Data listing:

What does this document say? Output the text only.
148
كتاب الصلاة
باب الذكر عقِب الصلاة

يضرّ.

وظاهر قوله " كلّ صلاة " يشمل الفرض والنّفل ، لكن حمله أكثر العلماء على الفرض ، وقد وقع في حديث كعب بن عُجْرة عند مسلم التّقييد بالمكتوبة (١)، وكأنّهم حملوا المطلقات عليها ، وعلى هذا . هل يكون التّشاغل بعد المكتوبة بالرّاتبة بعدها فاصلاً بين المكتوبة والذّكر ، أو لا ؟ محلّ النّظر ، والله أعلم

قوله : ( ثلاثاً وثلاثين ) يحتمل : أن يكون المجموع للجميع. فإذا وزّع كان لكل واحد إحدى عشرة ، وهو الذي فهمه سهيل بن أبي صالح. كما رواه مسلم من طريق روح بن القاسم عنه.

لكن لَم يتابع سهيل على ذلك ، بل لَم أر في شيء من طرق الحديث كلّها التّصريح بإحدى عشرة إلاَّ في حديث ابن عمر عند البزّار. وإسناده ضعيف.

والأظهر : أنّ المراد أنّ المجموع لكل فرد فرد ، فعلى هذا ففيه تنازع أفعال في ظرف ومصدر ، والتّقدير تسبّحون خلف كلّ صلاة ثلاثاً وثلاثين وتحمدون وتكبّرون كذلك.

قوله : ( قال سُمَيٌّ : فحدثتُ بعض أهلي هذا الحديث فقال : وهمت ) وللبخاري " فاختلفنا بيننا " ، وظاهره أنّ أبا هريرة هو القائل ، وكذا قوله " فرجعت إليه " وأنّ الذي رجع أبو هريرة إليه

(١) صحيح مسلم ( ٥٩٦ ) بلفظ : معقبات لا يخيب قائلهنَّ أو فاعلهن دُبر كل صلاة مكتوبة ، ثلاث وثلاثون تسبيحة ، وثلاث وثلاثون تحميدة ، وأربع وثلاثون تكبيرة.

▶ **Short exercise**
Locate each line with the word "الذي" and copy it.

▶ **Finished exercise**
قوله : ( ثلاثاً وثلاثين ) يحتمل : أن يكون المجموع للجميع. فإذا وزّع كان لكل واحد إحدى عشرة ، وهو الذي فهمه سهيل بن أبي صالح. كما رواه مسلم من طريق روح بن القاسم عنه.
قوله : ( قال سُمَيٌّ : فحدثتُ بعض أهلي هذا الحديث فقال : وهمت ) وللبخاري " فاختلفنا بيننا " ، وظاهره أنّ أبا هريرة هو القائل ، وكذا قوله " فرجعت إليه " وأنّ الذي رجع أبو هريرة إليه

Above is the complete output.